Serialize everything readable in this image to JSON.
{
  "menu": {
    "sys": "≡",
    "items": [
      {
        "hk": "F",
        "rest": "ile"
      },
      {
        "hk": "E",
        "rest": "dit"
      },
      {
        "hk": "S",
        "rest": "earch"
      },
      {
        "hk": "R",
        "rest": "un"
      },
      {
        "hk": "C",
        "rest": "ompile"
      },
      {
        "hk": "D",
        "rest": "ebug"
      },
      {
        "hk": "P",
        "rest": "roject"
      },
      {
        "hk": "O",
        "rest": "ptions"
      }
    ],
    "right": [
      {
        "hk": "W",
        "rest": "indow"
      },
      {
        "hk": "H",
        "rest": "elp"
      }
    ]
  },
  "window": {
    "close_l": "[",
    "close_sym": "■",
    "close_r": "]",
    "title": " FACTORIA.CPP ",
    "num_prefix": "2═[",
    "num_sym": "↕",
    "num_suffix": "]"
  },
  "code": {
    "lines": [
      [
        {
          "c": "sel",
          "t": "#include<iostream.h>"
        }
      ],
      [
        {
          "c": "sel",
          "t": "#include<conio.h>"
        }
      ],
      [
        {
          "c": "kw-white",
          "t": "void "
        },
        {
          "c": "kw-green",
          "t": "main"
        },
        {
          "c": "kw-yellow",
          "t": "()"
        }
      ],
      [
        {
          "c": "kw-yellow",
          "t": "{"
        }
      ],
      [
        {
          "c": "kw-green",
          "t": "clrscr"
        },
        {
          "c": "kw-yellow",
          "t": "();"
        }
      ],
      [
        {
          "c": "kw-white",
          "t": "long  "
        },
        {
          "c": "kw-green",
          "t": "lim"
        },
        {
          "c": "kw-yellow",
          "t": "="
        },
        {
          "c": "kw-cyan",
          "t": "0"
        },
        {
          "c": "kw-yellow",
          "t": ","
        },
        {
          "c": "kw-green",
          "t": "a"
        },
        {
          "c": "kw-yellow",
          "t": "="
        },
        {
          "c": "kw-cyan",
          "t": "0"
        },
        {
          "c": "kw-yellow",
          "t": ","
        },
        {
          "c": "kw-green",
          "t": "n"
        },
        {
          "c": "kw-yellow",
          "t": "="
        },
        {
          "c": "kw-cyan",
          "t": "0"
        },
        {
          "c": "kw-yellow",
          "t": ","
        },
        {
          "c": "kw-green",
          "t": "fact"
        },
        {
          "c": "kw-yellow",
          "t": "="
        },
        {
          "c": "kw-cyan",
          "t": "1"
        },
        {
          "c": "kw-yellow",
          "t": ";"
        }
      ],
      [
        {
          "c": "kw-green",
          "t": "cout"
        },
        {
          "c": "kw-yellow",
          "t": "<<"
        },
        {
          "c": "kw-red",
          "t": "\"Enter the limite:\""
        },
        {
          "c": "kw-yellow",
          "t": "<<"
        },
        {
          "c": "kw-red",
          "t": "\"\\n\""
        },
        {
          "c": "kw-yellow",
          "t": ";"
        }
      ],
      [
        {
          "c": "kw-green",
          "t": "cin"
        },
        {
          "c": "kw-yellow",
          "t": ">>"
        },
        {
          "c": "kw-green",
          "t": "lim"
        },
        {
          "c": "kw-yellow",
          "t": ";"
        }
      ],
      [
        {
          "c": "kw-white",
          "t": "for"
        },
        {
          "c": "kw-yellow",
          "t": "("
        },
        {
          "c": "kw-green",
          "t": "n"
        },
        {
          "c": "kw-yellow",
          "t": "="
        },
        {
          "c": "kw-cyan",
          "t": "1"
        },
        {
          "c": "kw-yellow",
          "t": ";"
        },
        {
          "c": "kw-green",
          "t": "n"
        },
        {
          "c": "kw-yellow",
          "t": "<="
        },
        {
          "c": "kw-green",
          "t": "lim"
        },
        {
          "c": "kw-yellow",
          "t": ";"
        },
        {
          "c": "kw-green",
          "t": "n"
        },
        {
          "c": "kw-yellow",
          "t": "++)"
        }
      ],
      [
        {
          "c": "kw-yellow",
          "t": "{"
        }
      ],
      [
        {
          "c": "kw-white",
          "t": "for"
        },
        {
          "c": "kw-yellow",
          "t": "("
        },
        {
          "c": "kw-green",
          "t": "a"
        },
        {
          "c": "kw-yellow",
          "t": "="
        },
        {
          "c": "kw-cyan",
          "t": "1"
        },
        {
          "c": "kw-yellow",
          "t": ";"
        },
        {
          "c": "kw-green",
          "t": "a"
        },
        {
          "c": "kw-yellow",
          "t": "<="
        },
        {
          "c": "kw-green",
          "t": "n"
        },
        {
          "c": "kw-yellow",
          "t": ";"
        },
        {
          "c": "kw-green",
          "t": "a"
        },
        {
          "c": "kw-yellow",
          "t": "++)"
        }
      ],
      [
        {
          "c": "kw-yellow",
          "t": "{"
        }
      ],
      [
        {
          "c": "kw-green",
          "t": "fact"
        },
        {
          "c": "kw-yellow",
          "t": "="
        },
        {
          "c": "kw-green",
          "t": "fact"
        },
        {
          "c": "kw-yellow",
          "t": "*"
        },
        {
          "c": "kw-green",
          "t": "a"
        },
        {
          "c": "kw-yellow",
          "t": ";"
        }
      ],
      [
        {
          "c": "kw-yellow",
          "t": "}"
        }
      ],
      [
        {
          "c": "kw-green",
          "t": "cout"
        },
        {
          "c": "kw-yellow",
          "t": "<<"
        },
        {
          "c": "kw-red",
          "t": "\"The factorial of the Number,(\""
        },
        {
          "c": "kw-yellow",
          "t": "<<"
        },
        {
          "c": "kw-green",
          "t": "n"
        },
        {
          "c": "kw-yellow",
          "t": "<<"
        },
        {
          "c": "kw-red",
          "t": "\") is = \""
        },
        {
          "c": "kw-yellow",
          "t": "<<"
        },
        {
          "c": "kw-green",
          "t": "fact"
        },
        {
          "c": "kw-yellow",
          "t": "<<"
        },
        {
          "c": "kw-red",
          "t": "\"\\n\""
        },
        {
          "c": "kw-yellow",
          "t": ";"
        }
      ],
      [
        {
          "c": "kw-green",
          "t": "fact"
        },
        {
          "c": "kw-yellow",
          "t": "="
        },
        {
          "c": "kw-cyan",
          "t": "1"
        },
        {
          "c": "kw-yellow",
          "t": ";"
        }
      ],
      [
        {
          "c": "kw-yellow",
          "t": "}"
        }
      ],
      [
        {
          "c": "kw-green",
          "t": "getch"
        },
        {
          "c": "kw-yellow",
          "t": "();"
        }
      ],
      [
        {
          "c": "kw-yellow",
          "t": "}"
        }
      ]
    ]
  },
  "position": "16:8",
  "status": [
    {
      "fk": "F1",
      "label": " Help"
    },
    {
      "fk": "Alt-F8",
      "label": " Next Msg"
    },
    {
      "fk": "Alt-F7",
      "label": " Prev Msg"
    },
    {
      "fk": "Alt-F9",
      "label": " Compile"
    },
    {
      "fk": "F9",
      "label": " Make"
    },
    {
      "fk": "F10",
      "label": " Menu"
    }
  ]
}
○ ○ ○ ○ ○
WHAT YOU HAVE TO DO: Copy each line of the preceding data that contains the string "rest".

EXERCISE RESULT:
        "rest": "ile"
        "rest": "dit"
        "rest": "earch"
        "rest": "un"
        "rest": "ompile"
        "rest": "ebug"
        "rest": "roject"
        "rest": "ptions"
        "rest": "indow"
        "rest": "elp"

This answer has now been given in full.